• **Problem to solve**
Check each line of the listing for the string "Heliocentric", count the lines that have it, and answer with that number only.

• **Data rows**
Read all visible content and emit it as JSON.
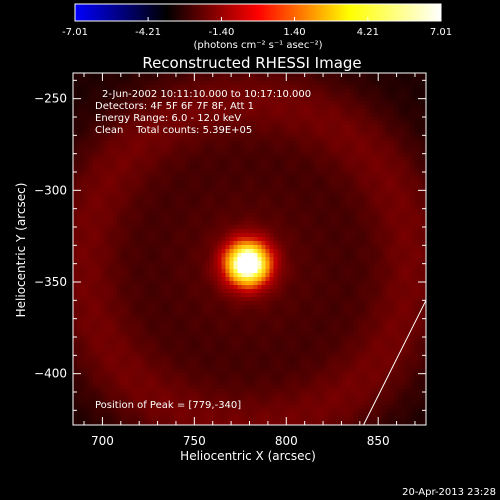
{
  "colorbar": {
    "tick_labels": [
      "-7.01",
      "-4.21",
      "-1.40",
      "1.40",
      "4.21",
      "7.01"
    ],
    "range": [
      -7.01,
      7.01
    ],
    "unit_label": "(photons cm⁻² s⁻¹ asec⁻²)",
    "colors": [
      "#0000ff",
      "#000000",
      "#ff0000",
      "#ffff00",
      "#ffffff"
    ]
  },
  "chart_data": {
    "type": "heatmap",
    "title": "Reconstructed RHESSI Image",
    "xlabel": "Heliocentric X (arcsec)",
    "ylabel": "Heliocentric Y (arcsec)",
    "xlim": [
      684,
      876
    ],
    "ylim": [
      -428,
      -236
    ],
    "x_ticks": [
      700,
      750,
      800,
      850
    ],
    "y_ticks": [
      -250,
      -300,
      -350,
      -400
    ],
    "annotations": [
      "2-Jun-2002 10:11:10.000 to 10:17:10.000",
      "Detectors: 4F 5F 6F 7F 8F, Att 1",
      "Energy Range: 6.0 - 12.0 keV",
      "Clean    Total counts: 5.39E+05"
    ],
    "peak_label": "Position of Peak = [779,-340]",
    "peak": {
      "x": 779,
      "y": -340,
      "sigma_arcsec": 9
    },
    "ring": {
      "center_x": 779,
      "center_y": -340,
      "radius_arcsec": 90
    },
    "limb_line": {
      "x": [
        842,
        876
      ],
      "y": [
        -428,
        -360
      ]
    }
  },
  "footer": {
    "timestamp": "20-Apr-2013 23:28"
  }
}
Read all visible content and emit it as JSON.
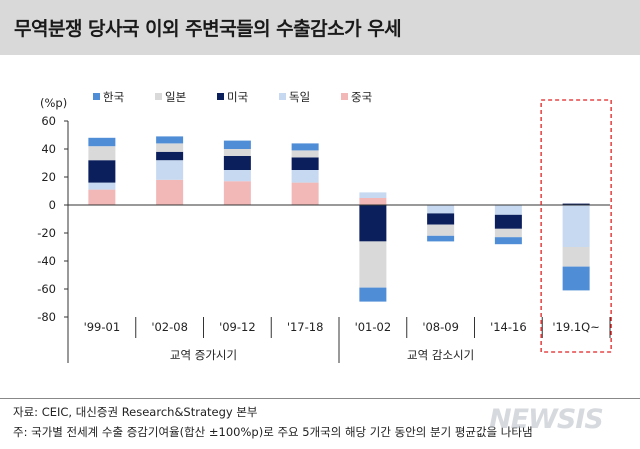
{
  "title": "무역분쟁 당사국 이외 주변국들의 수출감소가 우세",
  "chart_data": {
    "type": "bar",
    "stacked": true,
    "ylabel": "(%p)",
    "ylim": [
      -80,
      60
    ],
    "yticks": [
      60,
      40,
      20,
      0,
      -20,
      -40,
      -60,
      -80
    ],
    "categories": [
      "'99-01",
      "'02-08",
      "'09-12",
      "'17-18",
      "'01-02",
      "'08-09",
      "'14-16",
      "'19.1Q~"
    ],
    "groups": [
      {
        "label": "교역 증가시기",
        "categories": [
          "'99-01",
          "'02-08",
          "'09-12",
          "'17-18"
        ]
      },
      {
        "label": "교역 감소시기",
        "categories": [
          "'01-02",
          "'08-09",
          "'14-16"
        ]
      }
    ],
    "highlight": "'19.1Q~",
    "legend_position": "top",
    "series": [
      {
        "name": "중국",
        "color": "#f2b8b8",
        "values": [
          11,
          18,
          17,
          16,
          5,
          0,
          0,
          0
        ]
      },
      {
        "name": "독일",
        "color": "#c6d9f0",
        "values": [
          5,
          14,
          8,
          9,
          4,
          -6,
          -7,
          -30
        ]
      },
      {
        "name": "미국",
        "color": "#0b1f5c",
        "values": [
          16,
          6,
          10,
          9,
          -26,
          -8,
          -10,
          1
        ]
      },
      {
        "name": "일본",
        "color": "#d9d9d9",
        "values": [
          10,
          6,
          5,
          5,
          -33,
          -8,
          -6,
          -14
        ]
      },
      {
        "name": "한국",
        "color": "#4f8ed6",
        "values": [
          6,
          5,
          6,
          5,
          -10,
          -4,
          -5,
          -17
        ]
      }
    ],
    "legend": [
      {
        "name": "한국",
        "color": "#4f8ed6"
      },
      {
        "name": "일본",
        "color": "#d9d9d9"
      },
      {
        "name": "미국",
        "color": "#0b1f5c"
      },
      {
        "name": "독일",
        "color": "#c6d9f0"
      },
      {
        "name": "중국",
        "color": "#f2b8b8"
      }
    ]
  },
  "source": "자료: CEIC, 대신증권 Research&Strategy 본부",
  "note": "주: 국가별 전세계 수출 증감기여율(합산 ±100%p)로 주요 5개국의 해당 기간 동안의 분기 평균값을 나타냄",
  "watermark": "NEWSIS",
  "colors": {
    "title_bg": "#d9d9d9",
    "highlight_box": "#e02020"
  }
}
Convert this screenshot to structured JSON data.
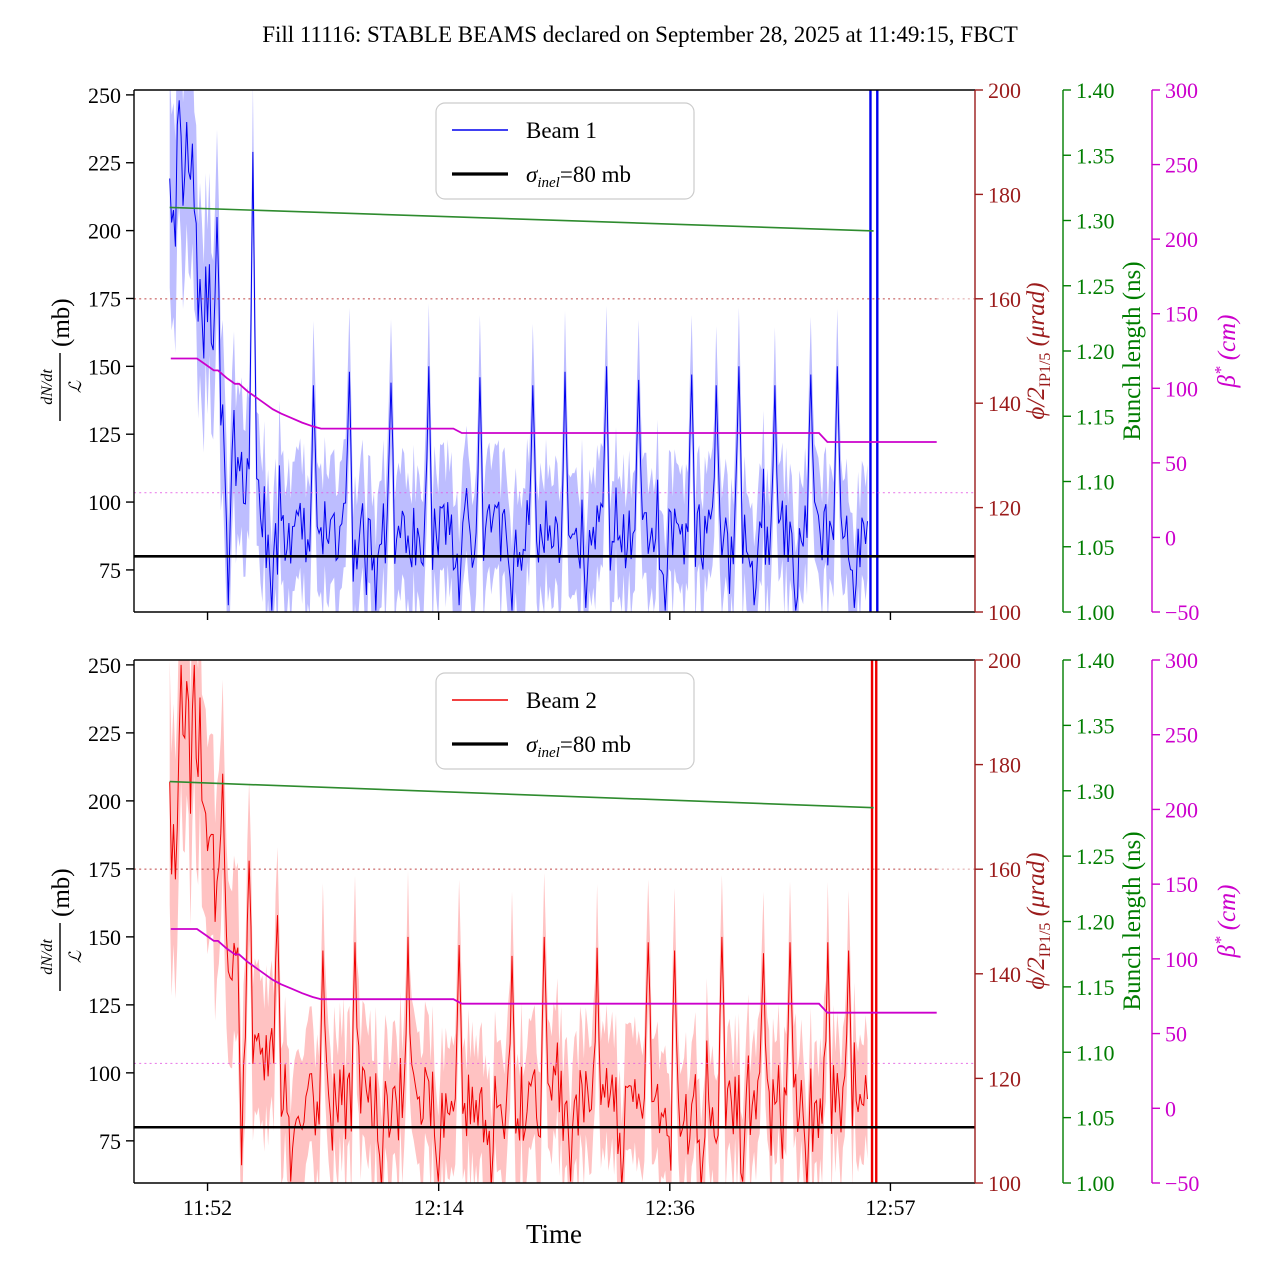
{
  "title": "Fill 11116: STABLE BEAMS declared on September 28, 2025 at 11:49:15, FBCT",
  "colors": {
    "beam1": "#0000ee",
    "beam1_band": "rgba(0,0,255,0.26)",
    "beam2": "#ee0000",
    "beam2_band": "rgba(255,0,0,0.24)",
    "sigma_line": "#000000",
    "bunch_line": "#2e8b2e",
    "phi_axis": "#9b1b1b",
    "phi_dotted": "rgba(178,34,34,0.6)",
    "phi_dotted_faint": "rgba(178,34,34,0.3)",
    "bunch_axis": "#007d00",
    "beta_axis": "#cc00cc",
    "beta_line": "#cc00cc",
    "beta_dotted": "rgba(227,88,227,0.75)",
    "frame": "#000000",
    "legend_border": "#cccccc"
  },
  "x_axis": {
    "label": "Time",
    "t0_clock": "11:45",
    "range_min": [
      0,
      80.05
    ],
    "ticks": [
      {
        "t": 7,
        "label": "11:52"
      },
      {
        "t": 29,
        "label": "12:14"
      },
      {
        "t": 51,
        "label": "12:36"
      },
      {
        "t": 72,
        "label": "12:57"
      }
    ]
  },
  "left_axis": {
    "label_num": "dN/dt",
    "label_den": "ℒ",
    "label_unit": "(mb)",
    "range": [
      59.5,
      251.8
    ],
    "ticks": [
      {
        "v": 250,
        "label": "250"
      },
      {
        "v": 225,
        "label": "225"
      },
      {
        "v": 200,
        "label": "200"
      },
      {
        "v": 175,
        "label": "175"
      },
      {
        "v": 150,
        "label": "150"
      },
      {
        "v": 125,
        "label": "125"
      },
      {
        "v": 100,
        "label": "100"
      },
      {
        "v": 75,
        "label": "75"
      }
    ]
  },
  "phi_axis": {
    "label_main": "ϕ/2",
    "label_sub": "IP1/5",
    "label_unit": " (μrad)",
    "range": [
      100,
      200
    ],
    "ticks": [
      {
        "v": 200,
        "label": "200"
      },
      {
        "v": 180,
        "label": "180"
      },
      {
        "v": 160,
        "label": "160"
      },
      {
        "v": 140,
        "label": "140"
      },
      {
        "v": 120,
        "label": "120"
      },
      {
        "v": 100,
        "label": "100"
      }
    ]
  },
  "bunch_axis": {
    "label": "Bunch length (ns)",
    "range": [
      1.0,
      1.4
    ],
    "ticks": [
      {
        "v": 1.4,
        "label": "1.40"
      },
      {
        "v": 1.35,
        "label": "1.35"
      },
      {
        "v": 1.3,
        "label": "1.30"
      },
      {
        "v": 1.25,
        "label": "1.25"
      },
      {
        "v": 1.2,
        "label": "1.20"
      },
      {
        "v": 1.15,
        "label": "1.15"
      },
      {
        "v": 1.1,
        "label": "1.10"
      },
      {
        "v": 1.05,
        "label": "1.05"
      },
      {
        "v": 1.0,
        "label": "1.00"
      }
    ]
  },
  "beta_axis": {
    "label_main": "β",
    "label_sup": "*",
    "label_unit": " (cm)",
    "range": [
      -50,
      300
    ],
    "ticks": [
      {
        "v": 300,
        "label": "300"
      },
      {
        "v": 250,
        "label": "250"
      },
      {
        "v": 200,
        "label": "200"
      },
      {
        "v": 150,
        "label": "150"
      },
      {
        "v": 100,
        "label": "100"
      },
      {
        "v": 50,
        "label": "50"
      },
      {
        "v": 0,
        "label": "0"
      },
      {
        "v": -50,
        "label": "−50"
      }
    ]
  },
  "chart_data": {
    "type": "line",
    "note": "LHC luminosity-normalized rate dN/dt/L vs time for both beams; noisy measured series described by baseline/noise/band envelopes; overlays: inelastic cross-section reference, half crossing-angle, bunch length, beta-star levelling steps.",
    "shared_series": {
      "sigma_inel_mb": {
        "value": 80,
        "t_start": 0,
        "t_end": 80.05
      },
      "crossing_half_angle_urad": {
        "value": 160,
        "style": "dotted",
        "t_start": 0,
        "t_end_strong": 76.4,
        "t_end_faint": 80.05
      },
      "beta_star_target_cm": {
        "value": 30,
        "style": "dotted",
        "t_start": 0,
        "t_end": 80.05
      },
      "beta_star_cm": {
        "points": [
          [
            3.5,
            120
          ],
          [
            6,
            120
          ],
          [
            6.8,
            116
          ],
          [
            7.6,
            112
          ],
          [
            8,
            112
          ],
          [
            8.8,
            107
          ],
          [
            9.6,
            103
          ],
          [
            10,
            103
          ],
          [
            10.8,
            98
          ],
          [
            11.6,
            94
          ],
          [
            12.4,
            90
          ],
          [
            13.2,
            86
          ],
          [
            14,
            83
          ],
          [
            15,
            80
          ],
          [
            16,
            77
          ],
          [
            17,
            74.5
          ],
          [
            17.8,
            73
          ],
          [
            30.4,
            73
          ],
          [
            31.2,
            70
          ],
          [
            65.2,
            70
          ],
          [
            66,
            64
          ],
          [
            76.4,
            64
          ]
        ]
      }
    },
    "subplots": [
      {
        "id": "beam1",
        "legend": {
          "beam_label": "Beam 1",
          "sigma_prefix": "σ",
          "sigma_sub": "inel",
          "sigma_suffix": "=80 mb"
        },
        "beam": {
          "t_range": [
            3.4,
            69.9
          ],
          "baseline": [
            [
              3.4,
              200
            ],
            [
              4,
              212
            ],
            [
              4.6,
              205
            ],
            [
              5.2,
              198
            ],
            [
              5.8,
              188
            ],
            [
              6.4,
              175
            ],
            [
              7,
              163
            ],
            [
              7.6,
              152
            ],
            [
              8.2,
              142
            ],
            [
              8.8,
              132
            ],
            [
              9.4,
              122
            ],
            [
              10,
              112
            ],
            [
              10.6,
              105
            ],
            [
              11.2,
              100
            ],
            [
              11.8,
              96
            ],
            [
              12.4,
              93
            ],
            [
              13,
              91
            ],
            [
              14,
              89
            ],
            [
              16,
              88
            ],
            [
              20,
              88
            ],
            [
              30,
              87
            ],
            [
              40,
              88
            ],
            [
              50,
              87
            ],
            [
              60,
              88
            ],
            [
              69.9,
              88
            ]
          ],
          "noise_amp": [
            [
              3.4,
              20
            ],
            [
              6,
              18
            ],
            [
              9,
              15
            ],
            [
              12,
              13
            ],
            [
              69.9,
              13
            ]
          ],
          "band_halfwidth": [
            [
              3.4,
              40
            ],
            [
              6,
              36
            ],
            [
              9,
              30
            ],
            [
              12,
              24
            ],
            [
              69.9,
              21
            ]
          ],
          "spikes": [
            [
              4.3,
              248
            ],
            [
              5.0,
              240
            ],
            [
              5.6,
              232
            ],
            [
              7.9,
              205
            ],
            [
              9.0,
              62
            ],
            [
              11.3,
              229
            ],
            [
              13.2,
              60
            ],
            [
              17,
              143
            ],
            [
              20.5,
              148
            ],
            [
              23,
              60
            ],
            [
              24.5,
              144
            ],
            [
              28,
              150
            ],
            [
              31,
              62
            ],
            [
              33,
              146
            ],
            [
              36,
              60
            ],
            [
              38,
              143
            ],
            [
              41,
              148
            ],
            [
              43,
              61
            ],
            [
              45,
              150
            ],
            [
              48,
              145
            ],
            [
              50.5,
              60
            ],
            [
              53,
              147
            ],
            [
              55.5,
              143
            ],
            [
              57.5,
              150
            ],
            [
              59,
              62
            ],
            [
              61,
              143
            ],
            [
              63,
              60
            ],
            [
              64.5,
              147
            ],
            [
              67,
              150
            ],
            [
              68.5,
              61
            ]
          ],
          "end_spike_times": [
            70.1,
            70.75
          ],
          "noise_seed": 12345
        },
        "bunch_length_ns": {
          "points": [
            [
              3.4,
              1.31
            ],
            [
              70.4,
              1.292
            ]
          ]
        }
      },
      {
        "id": "beam2",
        "legend": {
          "beam_label": "Beam 2",
          "sigma_prefix": "σ",
          "sigma_sub": "inel",
          "sigma_suffix": "=80 mb"
        },
        "beam": {
          "t_range": [
            3.4,
            69.9
          ],
          "baseline": [
            [
              3.4,
              190
            ],
            [
              4,
              182
            ],
            [
              4.6,
              195
            ],
            [
              5.2,
              208
            ],
            [
              5.8,
              203
            ],
            [
              6.4,
              196
            ],
            [
              7,
              185
            ],
            [
              7.6,
              172
            ],
            [
              8.2,
              160
            ],
            [
              8.8,
              150
            ],
            [
              9.4,
              143
            ],
            [
              10,
              134
            ],
            [
              10.6,
              126
            ],
            [
              11.2,
              119
            ],
            [
              11.8,
              112
            ],
            [
              12.4,
              106
            ],
            [
              13,
              101
            ],
            [
              14,
              96
            ],
            [
              15,
              93
            ],
            [
              16,
              91
            ],
            [
              18,
              90
            ],
            [
              20,
              89
            ],
            [
              30,
              88
            ],
            [
              40,
              89
            ],
            [
              50,
              88
            ],
            [
              60,
              89
            ],
            [
              69.9,
              89
            ]
          ],
          "noise_amp": [
            [
              3.4,
              24
            ],
            [
              7,
              20
            ],
            [
              10,
              17
            ],
            [
              13,
              14
            ],
            [
              69.9,
              14
            ]
          ],
          "band_halfwidth": [
            [
              3.4,
              45
            ],
            [
              7,
              38
            ],
            [
              10,
              31
            ],
            [
              13,
              25
            ],
            [
              69.9,
              22
            ]
          ],
          "spikes": [
            [
              4.4,
              250
            ],
            [
              5.0,
              244
            ],
            [
              5.7,
              250
            ],
            [
              6.3,
              238
            ],
            [
              8.5,
              210
            ],
            [
              10.2,
              66
            ],
            [
              11.0,
              178
            ],
            [
              13.6,
              158
            ],
            [
              15,
              60
            ],
            [
              18,
              145
            ],
            [
              21,
              148
            ],
            [
              23.5,
              58
            ],
            [
              26,
              150
            ],
            [
              29,
              60
            ],
            [
              31,
              147
            ],
            [
              34,
              58
            ],
            [
              36,
              143
            ],
            [
              39,
              150
            ],
            [
              41.5,
              60
            ],
            [
              44,
              146
            ],
            [
              46.5,
              58
            ],
            [
              49,
              148
            ],
            [
              51.5,
              145
            ],
            [
              54,
              58
            ],
            [
              56,
              150
            ],
            [
              58,
              60
            ],
            [
              60,
              144
            ],
            [
              62.5,
              148
            ],
            [
              64,
              58
            ],
            [
              66,
              148
            ],
            [
              68,
              145
            ]
          ],
          "end_spike_times": [
            70.25,
            70.65
          ],
          "noise_seed": 777
        },
        "bunch_length_ns": {
          "points": [
            [
              3.4,
              1.307
            ],
            [
              70.4,
              1.287
            ]
          ]
        }
      }
    ]
  }
}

• **The completed task**
2